WHAT IS ASKED: Repeat all of the material exactly as given.

Structured figure records:
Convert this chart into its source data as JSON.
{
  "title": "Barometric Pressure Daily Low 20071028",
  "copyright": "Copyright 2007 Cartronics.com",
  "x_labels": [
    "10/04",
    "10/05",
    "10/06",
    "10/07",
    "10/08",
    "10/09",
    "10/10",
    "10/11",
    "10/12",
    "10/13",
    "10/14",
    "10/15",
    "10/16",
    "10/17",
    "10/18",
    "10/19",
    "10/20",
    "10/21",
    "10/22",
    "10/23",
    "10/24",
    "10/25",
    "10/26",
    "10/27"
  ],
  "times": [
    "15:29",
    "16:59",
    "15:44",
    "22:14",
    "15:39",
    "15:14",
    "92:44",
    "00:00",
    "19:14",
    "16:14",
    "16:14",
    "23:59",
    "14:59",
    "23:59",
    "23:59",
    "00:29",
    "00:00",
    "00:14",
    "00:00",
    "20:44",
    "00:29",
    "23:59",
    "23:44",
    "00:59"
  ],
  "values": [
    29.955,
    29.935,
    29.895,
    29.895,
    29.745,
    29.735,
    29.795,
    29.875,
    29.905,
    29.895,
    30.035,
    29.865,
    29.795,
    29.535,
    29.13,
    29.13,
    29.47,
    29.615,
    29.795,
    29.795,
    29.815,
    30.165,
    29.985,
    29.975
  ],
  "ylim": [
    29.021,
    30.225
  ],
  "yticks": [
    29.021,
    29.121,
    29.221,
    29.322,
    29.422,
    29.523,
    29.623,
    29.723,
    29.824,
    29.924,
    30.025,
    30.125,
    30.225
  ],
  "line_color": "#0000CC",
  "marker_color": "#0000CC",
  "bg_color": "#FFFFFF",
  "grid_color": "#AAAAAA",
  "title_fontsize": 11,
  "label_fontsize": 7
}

ANSWER FOR THE TASK:
Convert this chart into its source data as JSON.
{
  "title": "Barometric Pressure Daily Low 20071028",
  "copyright": "Copyright 2007 Cartronics.com",
  "x_labels": [
    "10/04",
    "10/05",
    "10/06",
    "10/07",
    "10/08",
    "10/09",
    "10/10",
    "10/11",
    "10/12",
    "10/13",
    "10/14",
    "10/15",
    "10/16",
    "10/17",
    "10/18",
    "10/19",
    "10/20",
    "10/21",
    "10/22",
    "10/23",
    "10/24",
    "10/25",
    "10/26",
    "10/27"
  ],
  "times": [
    "15:29",
    "16:59",
    "15:44",
    "22:14",
    "15:39",
    "15:14",
    "92:44",
    "00:00",
    "19:14",
    "16:14",
    "16:14",
    "23:59",
    "14:59",
    "23:59",
    "23:59",
    "00:29",
    "00:00",
    "00:14",
    "00:00",
    "20:44",
    "00:29",
    "23:59",
    "23:44",
    "00:59"
  ],
  "values": [
    29.955,
    29.935,
    29.895,
    29.895,
    29.745,
    29.735,
    29.795,
    29.875,
    29.905,
    29.895,
    30.035,
    29.865,
    29.795,
    29.535,
    29.13,
    29.13,
    29.47,
    29.615,
    29.795,
    29.795,
    29.815,
    30.165,
    29.985,
    29.975
  ],
  "ylim": [
    29.021,
    30.225
  ],
  "yticks": [
    29.021,
    29.121,
    29.221,
    29.322,
    29.422,
    29.523,
    29.623,
    29.723,
    29.824,
    29.924,
    30.025,
    30.125,
    30.225
  ],
  "line_color": "#0000CC",
  "marker_color": "#0000CC",
  "bg_color": "#FFFFFF",
  "grid_color": "#AAAAAA",
  "title_fontsize": 11,
  "label_fontsize": 7
}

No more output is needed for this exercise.